Listed entries:

════════

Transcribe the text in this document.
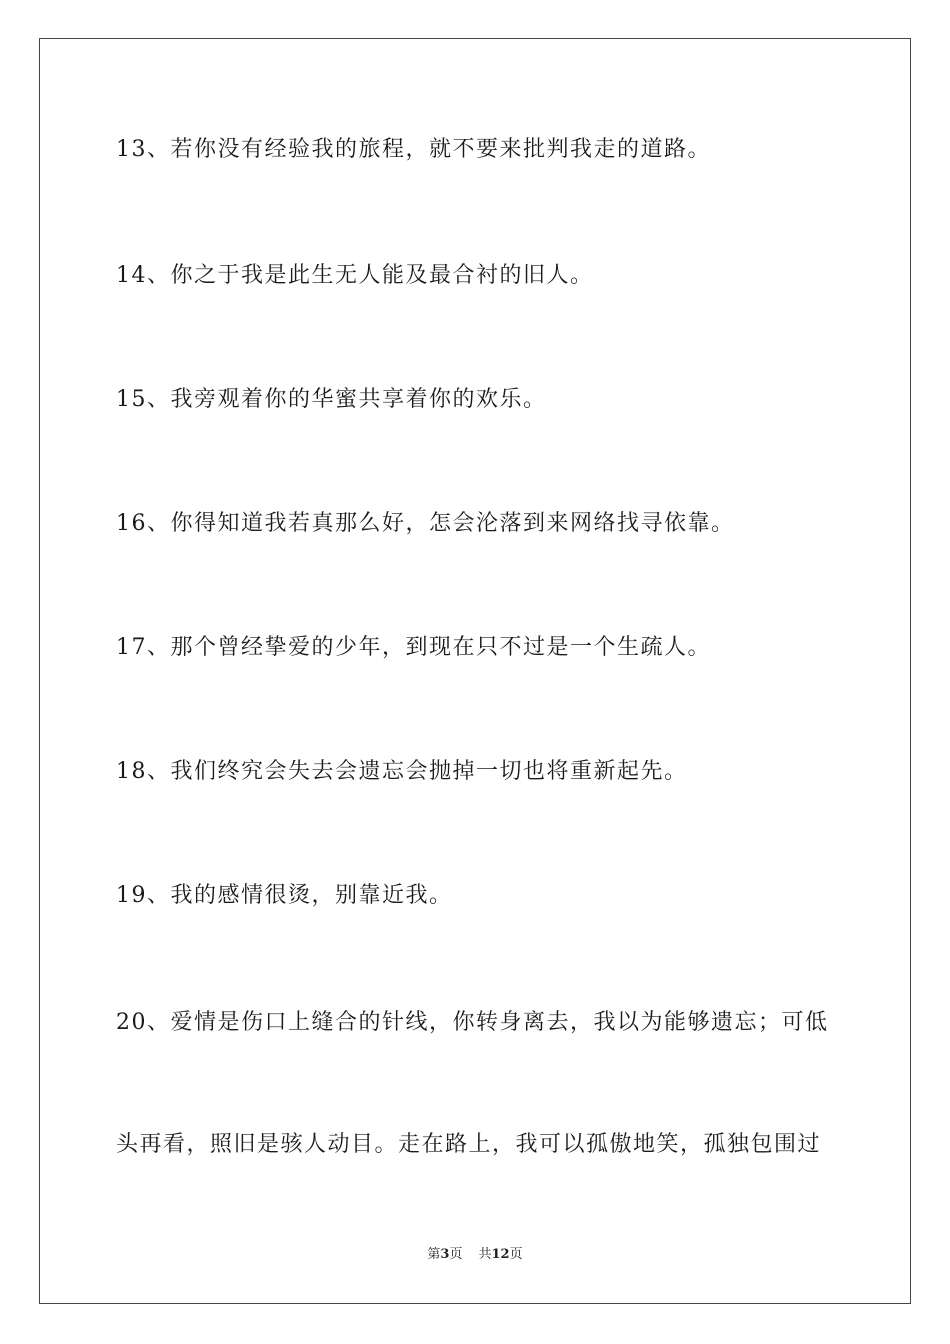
13、若你没有经验我的旅程，就不要来批判我走的道路。
14、你之于我是此生无人能及最合衬的旧人。
15、我旁观着你的华蜜共享着你的欢乐。
16、你得知道我若真那么好，怎会沦落到来网络找寻依靠。
17、那个曾经挚爱的少年，到现在只不过是一个生疏人。
18、我们终究会失去会遗忘会抛掉一切也将重新起先。
19、我的感情很烫，别靠近我。
20、爱情是伤口上缝合的针线，你转身离去，我以为能够遗忘；可低
头再看，照旧是骇人动目。走在路上，我可以孤傲地笑，孤独包围过
第3页 共12页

════════

Stated exercise: Repeat everything in the records precisely. Images are excluded from the copy.

Solution for this exercise:
Transcribe the text in this document.
13、若你没有经验我的旅程，就不要来批判我走的道路。
14、你之于我是此生无人能及最合衬的旧人。
15、我旁观着你的华蜜共享着你的欢乐。
16、你得知道我若真那么好，怎会沦落到来网络找寻依靠。
17、那个曾经挚爱的少年，到现在只不过是一个生疏人。
18、我们终究会失去会遗忘会抛掉一切也将重新起先。
19、我的感情很烫，别靠近我。
20、爱情是伤口上缝合的针线，你转身离去，我以为能够遗忘；可低
头再看，照旧是骇人动目。走在路上，我可以孤傲地笑，孤独包围过
第3页 共12页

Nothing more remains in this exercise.